**Stated goal**
Return the records word for word. Any pictures in them are not part of the copy.

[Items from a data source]
● ● ●
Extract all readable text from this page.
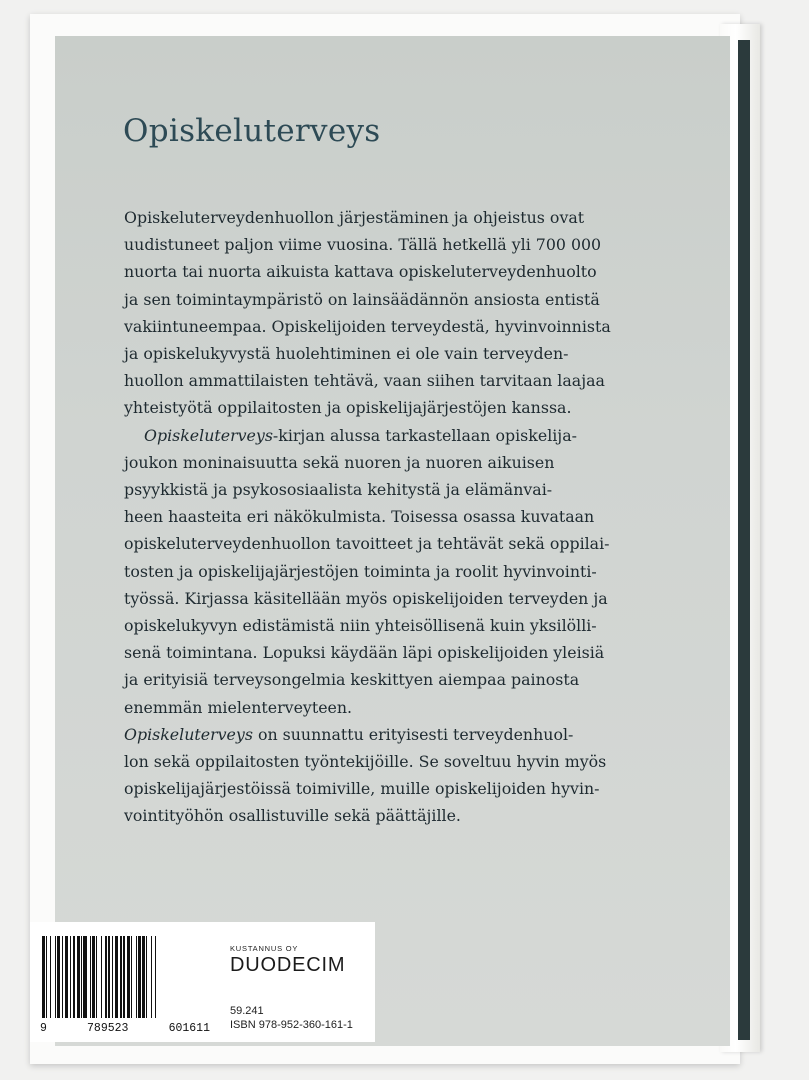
Opiskeluterveys
Opiskeluterveydenhuollon järjestäminen ja ohjeistus ovat
uudistuneet paljon viime vuosina. Tällä hetkellä yli 700 000
nuorta tai nuorta aikuista kattava opiskeluterveydenhuolto
ja sen toimintaympäristö on lainsäädännön ansiosta entistä
vakiintuneempaa. Opiskelijoiden terveydestä, hyvinvoinnista
ja opiskelukyvystä huolehtiminen ei ole vain terveyden-
huollon ammattilaisten tehtävä, vaan siihen tarvitaan laajaa
yhteistyötä oppilaitosten ja opiskelijajärjestöjen kanssa.
Opiskeluterveys-kirjan alussa tarkastellaan opiskelija-
joukon moninaisuutta sekä nuoren ja nuoren aikuisen
psyykkistä ja psykososiaalista kehitystä ja elämänvai-
heen haasteita eri näkökulmista. Toisessa osassa kuvataan
opiskeluterveydenhuollon tavoitteet ja tehtävät sekä oppilai-
tosten ja opiskelijajärjestöjen toiminta ja roolit hyvinvointi-
työssä. Kirjassa käsitellään myös opiskelijoiden terveyden ja
opiskelukyvyn edistämistä niin yhteisöllisenä kuin yksilölli-
senä toimintana. Lopuksi käydään läpi opiskelijoiden yleisiä
ja erityisiä terveysongelmia keskittyen aiempaa painosta
enemmän mielenterveyteen.
Opiskeluterveys on suunnattu erityisesti terveydenhuol-
lon sekä oppilaitosten työntekijöille. Se soveltuu hyvin myös
opiskelijajärjestöissä toimiville, muille opiskelijoiden hyvin-
vointityöhön osallistuville sekä päättäjille.
9	789523	601611
KUSTANNUS OY
DUODECIM
59.241
ISBN 978-952-360-161-1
● ● ●
**Solution**
Extract all readable text from this page.
Opiskeluterveys
Opiskeluterveydenhuollon järjestäminen ja ohjeistus ovat
uudistuneet paljon viime vuosina. Tällä hetkellä yli 700 000
nuorta tai nuorta aikuista kattava opiskeluterveydenhuolto
ja sen toimintaympäristö on lainsäädännön ansiosta entistä
vakiintuneempaa. Opiskelijoiden terveydestä, hyvinvoinnista
ja opiskelukyvystä huolehtiminen ei ole vain terveyden-
huollon ammattilaisten tehtävä, vaan siihen tarvitaan laajaa
yhteistyötä oppilaitosten ja opiskelijajärjestöjen kanssa.
Opiskeluterveys-kirjan alussa tarkastellaan opiskelija-
joukon moninaisuutta sekä nuoren ja nuoren aikuisen
psyykkistä ja psykososiaalista kehitystä ja elämänvai-
heen haasteita eri näkökulmista. Toisessa osassa kuvataan
opiskeluterveydenhuollon tavoitteet ja tehtävät sekä oppilai-
tosten ja opiskelijajärjestöjen toiminta ja roolit hyvinvointi-
työssä. Kirjassa käsitellään myös opiskelijoiden terveyden ja
opiskelukyvyn edistämistä niin yhteisöllisenä kuin yksilölli-
senä toimintana. Lopuksi käydään läpi opiskelijoiden yleisiä
ja erityisiä terveysongelmia keskittyen aiempaa painosta
enemmän mielenterveyteen.
Opiskeluterveys on suunnattu erityisesti terveydenhuol-
lon sekä oppilaitosten työntekijöille. Se soveltuu hyvin myös
opiskelijajärjestöissä toimiville, muille opiskelijoiden hyvin-
vointityöhön osallistuville sekä päättäjille.
9	789523	601611
KUSTANNUS OY
DUODECIM
59.241
ISBN 978-952-360-161-1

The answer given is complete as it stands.